Task to complete
Your task is to copy the listing exactly. Drop any pictures from the copy.

Items
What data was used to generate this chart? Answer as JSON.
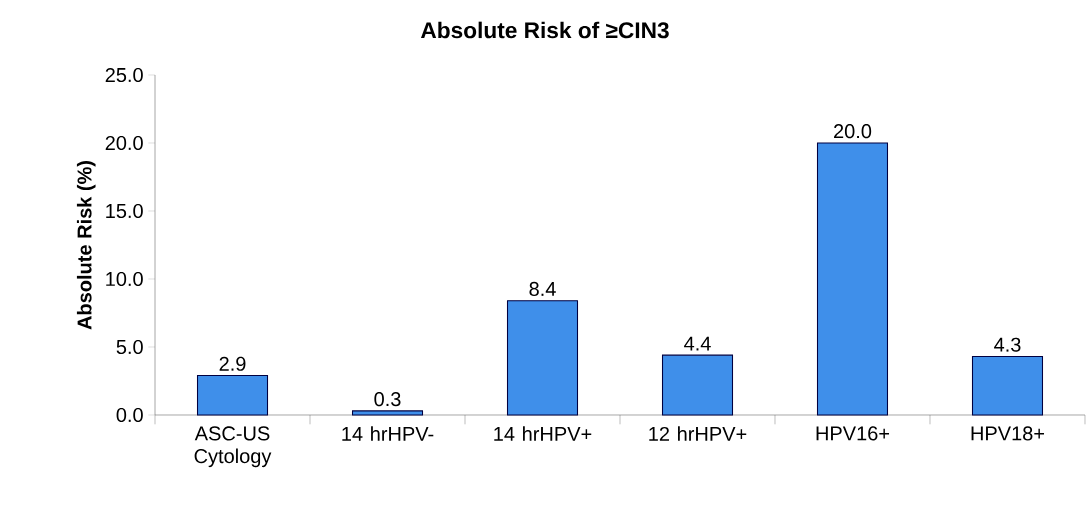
{
  "chart_data": {
    "type": "bar",
    "title": "Absolute Risk of ≥CIN3",
    "ylabel": "Absolute Risk (%)",
    "categories": [
      "ASC-US Cytology",
      "14 hrHPV-",
      "14 hrHPV+",
      "12 hrHPV+",
      "HPV16+",
      "HPV18+"
    ],
    "values": [
      2.9,
      0.3,
      8.4,
      4.4,
      20.0,
      4.3
    ],
    "value_labels": [
      "2.9",
      "0.3",
      "8.4",
      "4.4",
      "20.0",
      "4.3"
    ],
    "color": "#3f8fea",
    "ylim": [
      0,
      25
    ],
    "yticks": [
      {
        "value": 0,
        "label": "0.0"
      },
      {
        "value": 5,
        "label": "5.0"
      },
      {
        "value": 10,
        "label": "10.0"
      },
      {
        "value": 15,
        "label": "15.0"
      },
      {
        "value": 20,
        "label": "20.0"
      },
      {
        "value": 25,
        "label": "25.0"
      }
    ],
    "grid": false
  }
}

Answer to this problem
What data was used to generate this chart? Answer as JSON.
{
  "chart_data": {
    "type": "bar",
    "title": "Absolute Risk of ≥CIN3",
    "ylabel": "Absolute Risk (%)",
    "categories": [
      "ASC-US Cytology",
      "14 hrHPV-",
      "14 hrHPV+",
      "12 hrHPV+",
      "HPV16+",
      "HPV18+"
    ],
    "values": [
      2.9,
      0.3,
      8.4,
      4.4,
      20.0,
      4.3
    ],
    "value_labels": [
      "2.9",
      "0.3",
      "8.4",
      "4.4",
      "20.0",
      "4.3"
    ],
    "color": "#3f8fea",
    "ylim": [
      0,
      25
    ],
    "yticks": [
      {
        "value": 0,
        "label": "0.0"
      },
      {
        "value": 5,
        "label": "5.0"
      },
      {
        "value": 10,
        "label": "10.0"
      },
      {
        "value": 15,
        "label": "15.0"
      },
      {
        "value": 20,
        "label": "20.0"
      },
      {
        "value": 25,
        "label": "25.0"
      }
    ],
    "grid": false
  }
}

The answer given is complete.